>>

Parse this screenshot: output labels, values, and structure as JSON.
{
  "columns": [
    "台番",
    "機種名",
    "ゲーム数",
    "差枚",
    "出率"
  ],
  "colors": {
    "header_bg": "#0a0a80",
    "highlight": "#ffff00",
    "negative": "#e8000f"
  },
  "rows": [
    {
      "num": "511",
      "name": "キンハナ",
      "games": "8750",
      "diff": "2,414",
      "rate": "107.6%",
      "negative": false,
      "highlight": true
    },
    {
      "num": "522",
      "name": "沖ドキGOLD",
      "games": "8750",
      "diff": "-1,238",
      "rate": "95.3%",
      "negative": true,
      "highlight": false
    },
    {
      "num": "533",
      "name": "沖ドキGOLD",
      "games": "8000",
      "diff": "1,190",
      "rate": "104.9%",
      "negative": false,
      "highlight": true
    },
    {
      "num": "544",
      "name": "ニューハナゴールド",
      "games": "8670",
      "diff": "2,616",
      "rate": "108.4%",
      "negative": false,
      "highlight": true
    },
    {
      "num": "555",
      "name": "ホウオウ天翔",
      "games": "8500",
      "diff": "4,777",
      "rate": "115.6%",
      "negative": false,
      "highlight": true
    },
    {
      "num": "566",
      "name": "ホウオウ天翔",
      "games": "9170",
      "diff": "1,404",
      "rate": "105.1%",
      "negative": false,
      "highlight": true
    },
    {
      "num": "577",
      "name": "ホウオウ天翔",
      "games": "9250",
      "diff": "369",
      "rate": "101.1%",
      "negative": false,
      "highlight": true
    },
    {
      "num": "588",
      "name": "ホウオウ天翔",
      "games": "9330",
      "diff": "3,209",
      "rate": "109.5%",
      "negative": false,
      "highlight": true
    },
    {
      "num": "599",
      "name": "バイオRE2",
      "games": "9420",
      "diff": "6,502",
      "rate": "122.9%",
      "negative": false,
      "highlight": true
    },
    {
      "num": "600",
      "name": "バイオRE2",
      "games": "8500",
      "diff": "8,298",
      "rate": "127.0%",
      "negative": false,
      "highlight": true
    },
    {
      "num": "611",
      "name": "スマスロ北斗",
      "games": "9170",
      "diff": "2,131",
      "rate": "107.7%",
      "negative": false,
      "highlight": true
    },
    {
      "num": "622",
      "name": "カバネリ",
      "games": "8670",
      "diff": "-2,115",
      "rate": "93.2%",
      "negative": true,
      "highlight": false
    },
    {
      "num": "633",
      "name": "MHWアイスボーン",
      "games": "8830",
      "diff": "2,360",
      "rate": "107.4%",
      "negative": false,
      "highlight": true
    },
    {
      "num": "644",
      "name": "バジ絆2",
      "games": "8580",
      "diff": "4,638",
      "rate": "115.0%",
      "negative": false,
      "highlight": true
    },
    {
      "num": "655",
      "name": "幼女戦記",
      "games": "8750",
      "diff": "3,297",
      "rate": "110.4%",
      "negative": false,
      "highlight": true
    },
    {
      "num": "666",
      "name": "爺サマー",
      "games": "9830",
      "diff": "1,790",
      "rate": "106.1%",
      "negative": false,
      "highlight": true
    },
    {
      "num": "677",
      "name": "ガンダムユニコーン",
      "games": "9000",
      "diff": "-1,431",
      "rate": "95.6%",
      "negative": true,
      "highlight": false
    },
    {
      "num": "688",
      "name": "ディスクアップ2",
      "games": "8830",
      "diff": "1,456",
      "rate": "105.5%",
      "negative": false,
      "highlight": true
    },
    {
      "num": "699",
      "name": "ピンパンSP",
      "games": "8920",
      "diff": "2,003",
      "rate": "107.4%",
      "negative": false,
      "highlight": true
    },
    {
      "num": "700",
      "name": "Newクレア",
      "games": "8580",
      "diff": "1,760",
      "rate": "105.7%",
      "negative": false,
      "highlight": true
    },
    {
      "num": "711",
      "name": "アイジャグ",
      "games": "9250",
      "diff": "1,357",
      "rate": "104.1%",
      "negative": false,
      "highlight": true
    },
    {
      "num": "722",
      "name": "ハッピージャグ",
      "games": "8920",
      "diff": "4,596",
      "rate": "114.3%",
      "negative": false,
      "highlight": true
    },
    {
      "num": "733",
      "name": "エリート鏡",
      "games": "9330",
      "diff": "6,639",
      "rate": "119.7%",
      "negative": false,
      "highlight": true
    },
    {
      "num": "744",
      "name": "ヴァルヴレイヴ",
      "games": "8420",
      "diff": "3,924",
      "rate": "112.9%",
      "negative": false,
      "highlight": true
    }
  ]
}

<<

Aim of the task: In full and verbatim, repeat the records given above.

Exercise solution:
Parse this screenshot: output labels, values, and structure as JSON.
{
  "columns": [
    "台番",
    "機種名",
    "ゲーム数",
    "差枚",
    "出率"
  ],
  "colors": {
    "header_bg": "#0a0a80",
    "highlight": "#ffff00",
    "negative": "#e8000f"
  },
  "rows": [
    {
      "num": "511",
      "name": "キンハナ",
      "games": "8750",
      "diff": "2,414",
      "rate": "107.6%",
      "negative": false,
      "highlight": true
    },
    {
      "num": "522",
      "name": "沖ドキGOLD",
      "games": "8750",
      "diff": "-1,238",
      "rate": "95.3%",
      "negative": true,
      "highlight": false
    },
    {
      "num": "533",
      "name": "沖ドキGOLD",
      "games": "8000",
      "diff": "1,190",
      "rate": "104.9%",
      "negative": false,
      "highlight": true
    },
    {
      "num": "544",
      "name": "ニューハナゴールド",
      "games": "8670",
      "diff": "2,616",
      "rate": "108.4%",
      "negative": false,
      "highlight": true
    },
    {
      "num": "555",
      "name": "ホウオウ天翔",
      "games": "8500",
      "diff": "4,777",
      "rate": "115.6%",
      "negative": false,
      "highlight": true
    },
    {
      "num": "566",
      "name": "ホウオウ天翔",
      "games": "9170",
      "diff": "1,404",
      "rate": "105.1%",
      "negative": false,
      "highlight": true
    },
    {
      "num": "577",
      "name": "ホウオウ天翔",
      "games": "9250",
      "diff": "369",
      "rate": "101.1%",
      "negative": false,
      "highlight": true
    },
    {
      "num": "588",
      "name": "ホウオウ天翔",
      "games": "9330",
      "diff": "3,209",
      "rate": "109.5%",
      "negative": false,
      "highlight": true
    },
    {
      "num": "599",
      "name": "バイオRE2",
      "games": "9420",
      "diff": "6,502",
      "rate": "122.9%",
      "negative": false,
      "highlight": true
    },
    {
      "num": "600",
      "name": "バイオRE2",
      "games": "8500",
      "diff": "8,298",
      "rate": "127.0%",
      "negative": false,
      "highlight": true
    },
    {
      "num": "611",
      "name": "スマスロ北斗",
      "games": "9170",
      "diff": "2,131",
      "rate": "107.7%",
      "negative": false,
      "highlight": true
    },
    {
      "num": "622",
      "name": "カバネリ",
      "games": "8670",
      "diff": "-2,115",
      "rate": "93.2%",
      "negative": true,
      "highlight": false
    },
    {
      "num": "633",
      "name": "MHWアイスボーン",
      "games": "8830",
      "diff": "2,360",
      "rate": "107.4%",
      "negative": false,
      "highlight": true
    },
    {
      "num": "644",
      "name": "バジ絆2",
      "games": "8580",
      "diff": "4,638",
      "rate": "115.0%",
      "negative": false,
      "highlight": true
    },
    {
      "num": "655",
      "name": "幼女戦記",
      "games": "8750",
      "diff": "3,297",
      "rate": "110.4%",
      "negative": false,
      "highlight": true
    },
    {
      "num": "666",
      "name": "爺サマー",
      "games": "9830",
      "diff": "1,790",
      "rate": "106.1%",
      "negative": false,
      "highlight": true
    },
    {
      "num": "677",
      "name": "ガンダムユニコーン",
      "games": "9000",
      "diff": "-1,431",
      "rate": "95.6%",
      "negative": true,
      "highlight": false
    },
    {
      "num": "688",
      "name": "ディスクアップ2",
      "games": "8830",
      "diff": "1,456",
      "rate": "105.5%",
      "negative": false,
      "highlight": true
    },
    {
      "num": "699",
      "name": "ピンパンSP",
      "games": "8920",
      "diff": "2,003",
      "rate": "107.4%",
      "negative": false,
      "highlight": true
    },
    {
      "num": "700",
      "name": "Newクレア",
      "games": "8580",
      "diff": "1,760",
      "rate": "105.7%",
      "negative": false,
      "highlight": true
    },
    {
      "num": "711",
      "name": "アイジャグ",
      "games": "9250",
      "diff": "1,357",
      "rate": "104.1%",
      "negative": false,
      "highlight": true
    },
    {
      "num": "722",
      "name": "ハッピージャグ",
      "games": "8920",
      "diff": "4,596",
      "rate": "114.3%",
      "negative": false,
      "highlight": true
    },
    {
      "num": "733",
      "name": "エリート鏡",
      "games": "9330",
      "diff": "6,639",
      "rate": "119.7%",
      "negative": false,
      "highlight": true
    },
    {
      "num": "744",
      "name": "ヴァルヴレイヴ",
      "games": "8420",
      "diff": "3,924",
      "rate": "112.9%",
      "negative": false,
      "highlight": true
    }
  ]
}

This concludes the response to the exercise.